▶ Stored data:
---

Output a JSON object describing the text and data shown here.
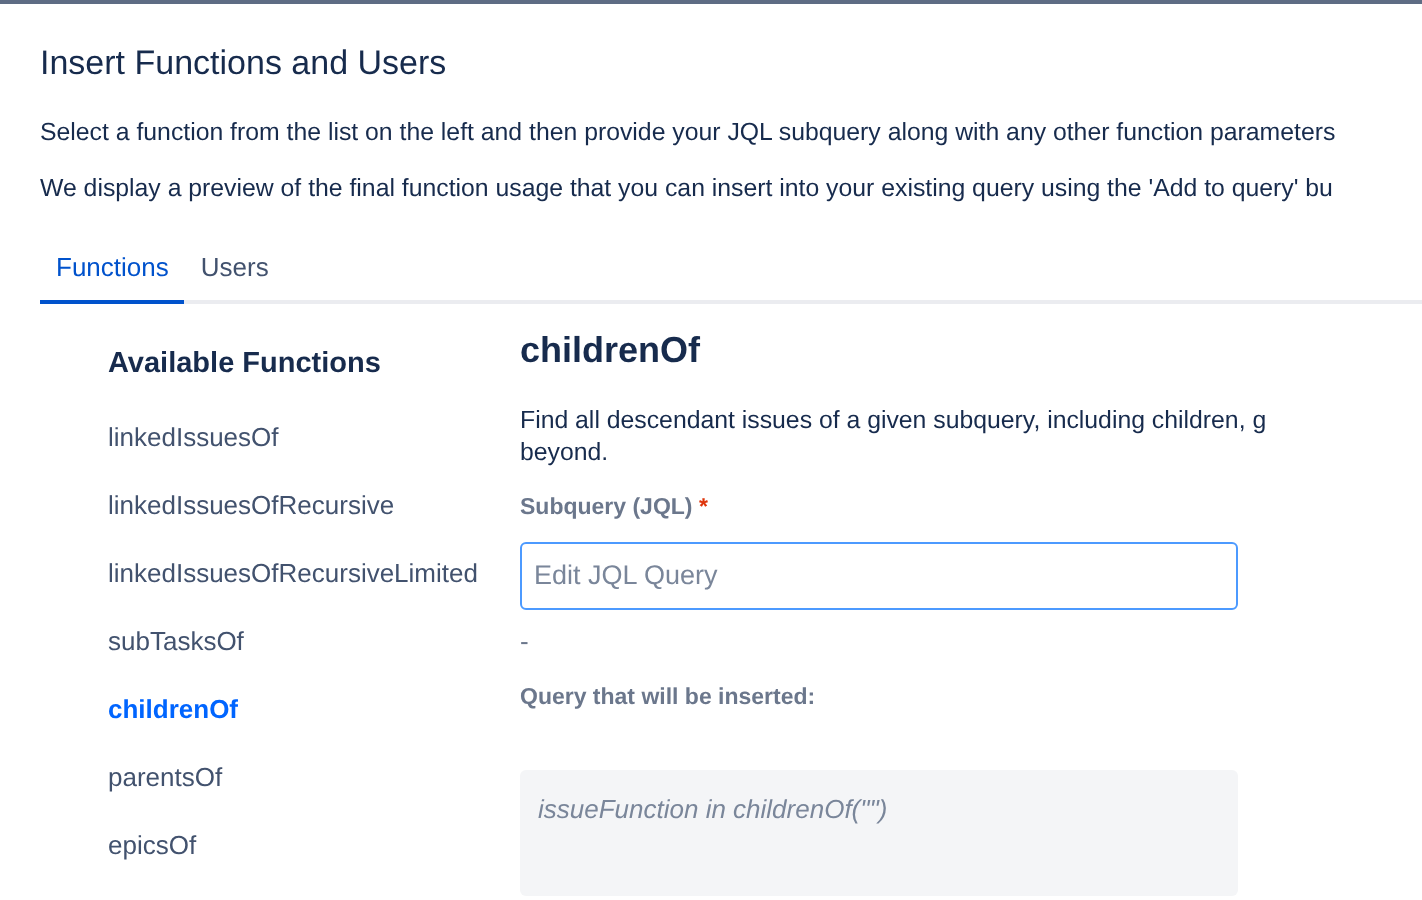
{
  "dialog": {
    "title": "Insert Functions and Users",
    "intro": [
      "Select a function from the list on the left and then provide your JQL subquery along with any other function parameters",
      "We display a preview of the final function usage that you can insert into your existing query using the 'Add to query' bu"
    ]
  },
  "tabs": [
    {
      "label": "Functions",
      "selected": true
    },
    {
      "label": "Users",
      "selected": false
    }
  ],
  "sidebar": {
    "heading": "Available Functions",
    "items": [
      {
        "label": "linkedIssuesOf",
        "selected": false
      },
      {
        "label": "linkedIssuesOfRecursive",
        "selected": false
      },
      {
        "label": "linkedIssuesOfRecursiveLimited",
        "selected": false
      },
      {
        "label": "subTasksOf",
        "selected": false
      },
      {
        "label": "childrenOf",
        "selected": true
      },
      {
        "label": "parentsOf",
        "selected": false
      },
      {
        "label": "epicsOf",
        "selected": false
      }
    ]
  },
  "detail": {
    "title": "childrenOf",
    "description": [
      "Find all descendant issues of a given subquery, including children, g",
      "beyond."
    ],
    "field": {
      "label": "Subquery (JQL)",
      "required_mark": "*",
      "placeholder": "Edit JQL Query",
      "hint": "-"
    },
    "preview_label": "Query that will be inserted:",
    "preview": "issueFunction in childrenOf(\"\")"
  }
}
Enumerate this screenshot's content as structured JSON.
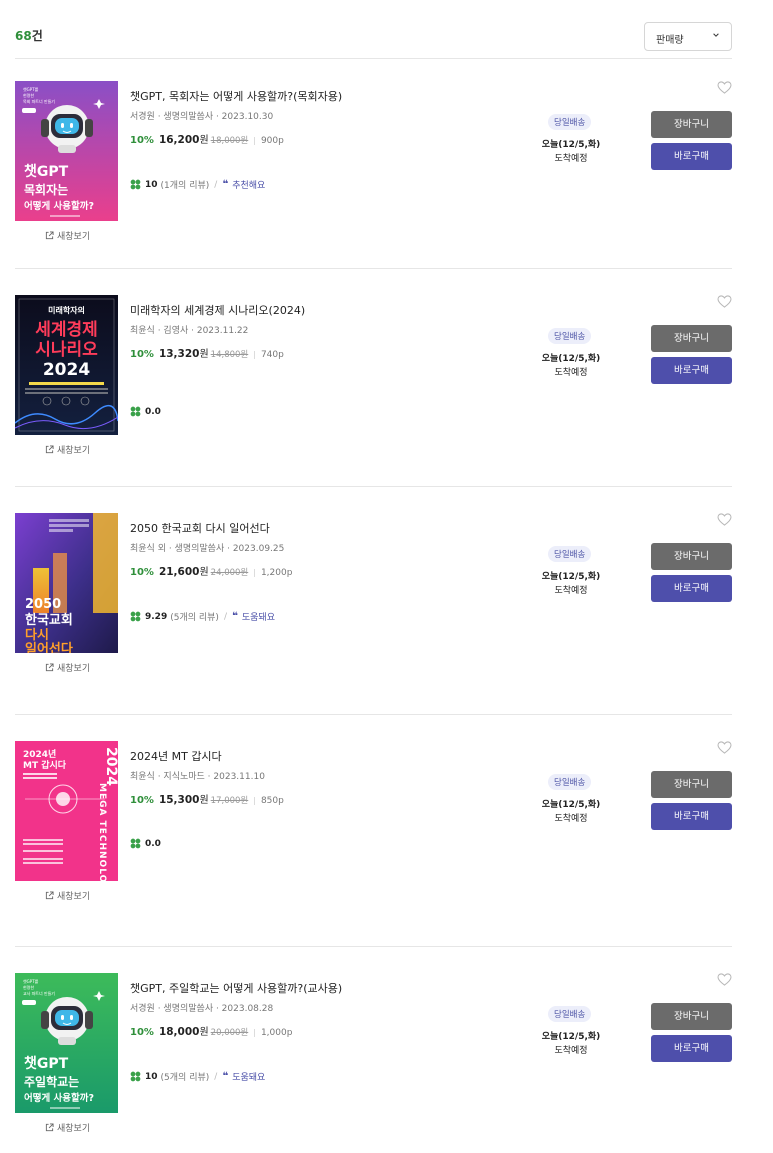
{
  "header": {
    "count_number": "68",
    "count_suffix": "건",
    "sort_value": "판매량"
  },
  "colors": {
    "accent_green": "#2f8f3a",
    "accent_purple": "#4e4fab",
    "cart_gray": "#6b6b6b"
  },
  "common": {
    "new_window": "새창보기",
    "cart_label": "장바구니",
    "buy_label": "바로구매",
    "badge": "당일배송",
    "delivery_date": "오늘(12/5,화)",
    "delivery_note": "도착예정",
    "won": "원"
  },
  "items": [
    {
      "title": "챗GPT, 목회자는 어떻게 사용할까?(목회자용)",
      "meta": "서경원 · 생명의말씀사 · 2023.10.30",
      "discount": "10%",
      "sale_price": "16,200",
      "original_price": "18,000원",
      "pages": "900p",
      "score": "10",
      "reviews": "(1개의 리뷰)",
      "tag": "추천해요",
      "cover": {
        "title_lines": [
          "챗GPT",
          "목회자는",
          "어떻게 사용할까?"
        ],
        "top_text": [
          "챗GPT를",
          "현명한",
          "목회 파트너 만들기"
        ]
      }
    },
    {
      "title": "미래학자의 세계경제 시나리오(2024)",
      "meta": "최윤식 · 김영사 · 2023.11.22",
      "discount": "10%",
      "sale_price": "13,320",
      "original_price": "14,800원",
      "pages": "740p",
      "score": "0.0",
      "reviews": "",
      "tag": "",
      "cover": {
        "title_lines": [
          "미래학자의",
          "세계경제",
          "시나리오",
          "2024"
        ]
      }
    },
    {
      "title": "2050 한국교회 다시 일어선다",
      "meta": "최윤식 외 · 생명의말씀사 · 2023.09.25",
      "discount": "10%",
      "sale_price": "21,600",
      "original_price": "24,000원",
      "pages": "1,200p",
      "score": "9.29",
      "reviews": "(5개의 리뷰)",
      "tag": "도움돼요",
      "cover": {
        "title_lines": [
          "2050",
          "한국교회",
          "다시",
          "일어선다"
        ]
      }
    },
    {
      "title": "2024년 MT 갑시다",
      "meta": "최윤식 · 지식노마드 · 2023.11.10",
      "discount": "10%",
      "sale_price": "15,300",
      "original_price": "17,000원",
      "pages": "850p",
      "score": "0.0",
      "reviews": "",
      "tag": "",
      "cover": {
        "title_lines": [
          "2024년",
          "MT 갑시다"
        ],
        "side": "2024",
        "vertical": "MEGA TECHNOLOGY"
      }
    },
    {
      "title": "챗GPT, 주일학교는 어떻게 사용할까?(교사용)",
      "meta": "서경원 · 생명의말씀사 · 2023.08.28",
      "discount": "10%",
      "sale_price": "18,000",
      "original_price": "20,000원",
      "pages": "1,000p",
      "score": "10",
      "reviews": "(5개의 리뷰)",
      "tag": "도움돼요",
      "cover": {
        "title_lines": [
          "챗GPT",
          "주일학교는",
          "어떻게 사용할까?"
        ],
        "top_text": [
          "챗GPT를",
          "현명한",
          "교사 파트너 만들기"
        ]
      }
    }
  ]
}
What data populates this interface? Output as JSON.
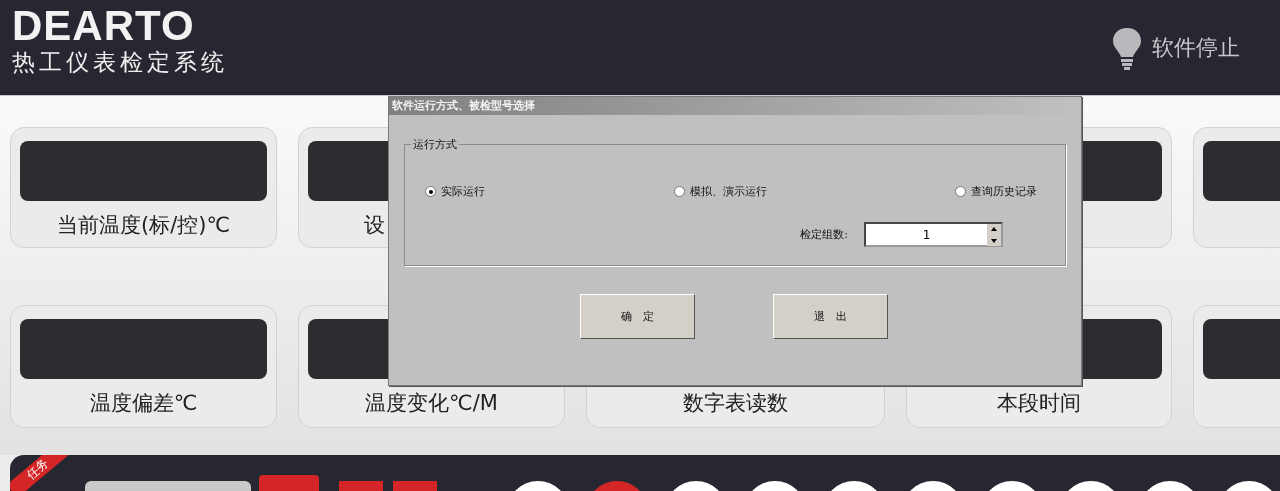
{
  "header": {
    "logo": "DEARTO",
    "subtitle": "热工仪表检定系统",
    "status": {
      "label": "软件停止",
      "running": false
    }
  },
  "cards": [
    [
      {
        "kind": "gauge",
        "label": "当前温度(标/控)℃",
        "clipped": false
      },
      {
        "kind": "gauge",
        "label": "设",
        "clipped": true
      },
      {
        "kind": "covered"
      },
      {
        "kind": "gauge"
      },
      {
        "kind": "gauge"
      }
    ],
    [
      {
        "kind": "gauge",
        "label": "温度偏差℃",
        "clipped": false
      },
      {
        "kind": "gauge",
        "label": "温度变化℃/M",
        "clipped": false
      },
      {
        "kind": "label",
        "label": "数字表读数",
        "clipped": false
      },
      {
        "kind": "gauge",
        "label": "本段时间",
        "clipped": false
      },
      {
        "kind": "gauge"
      }
    ]
  ],
  "dialog": {
    "title": "软件运行方式、被检型号选择",
    "group": {
      "legend": "运行方式",
      "options": [
        {
          "label": "实际运行",
          "selected": true
        },
        {
          "label": "模拟、演示运行",
          "selected": false
        },
        {
          "label": "查询历史记录",
          "selected": false
        }
      ],
      "count": {
        "label": "检定组数:",
        "value": "1"
      }
    },
    "buttons": [
      "确　定",
      "退　出"
    ]
  },
  "task_bar": {
    "ribbon": "任务",
    "circles": [
      {
        "active": false
      },
      {
        "active": true
      },
      {
        "active": false
      },
      {
        "active": false
      },
      {
        "active": false
      },
      {
        "active": false
      },
      {
        "active": false
      },
      {
        "active": false
      },
      {
        "active": false
      },
      {
        "active": false
      }
    ]
  }
}
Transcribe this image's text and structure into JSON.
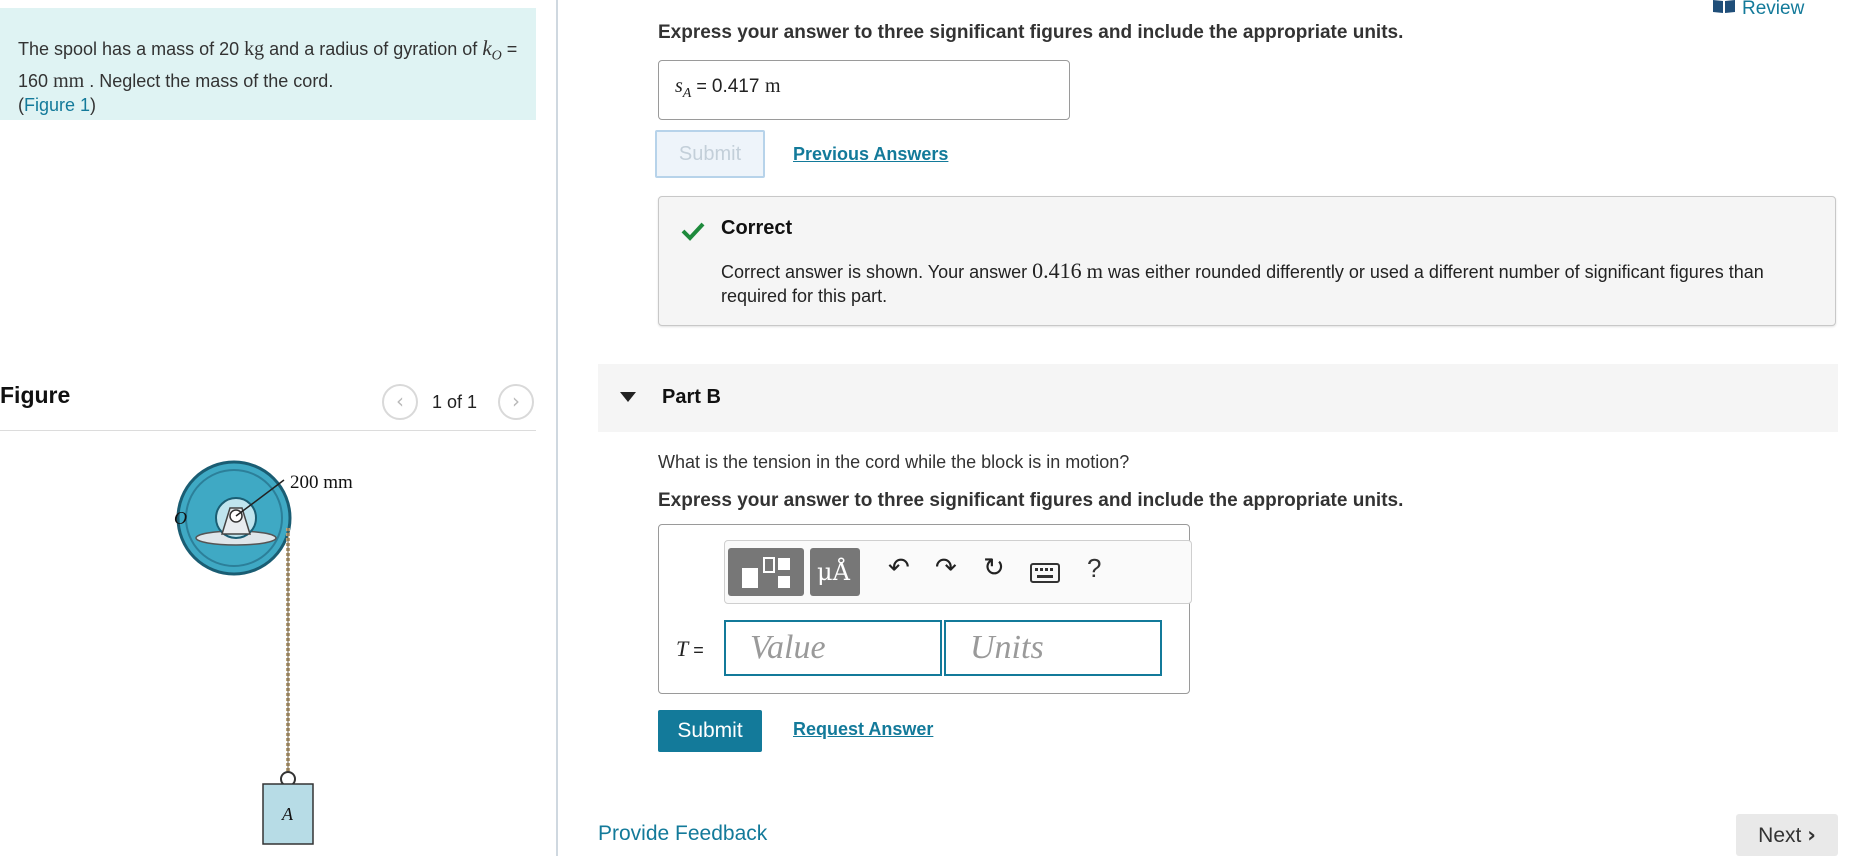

---

▶ What to work on:
Identify the lines in the entries that hold "childrenOf" and return each one.

▶ Solution to the problem:
        "label": "childrenOf",
    "title": "childrenOf",
    "preview": "issueFunction in childrenOf(\"\")"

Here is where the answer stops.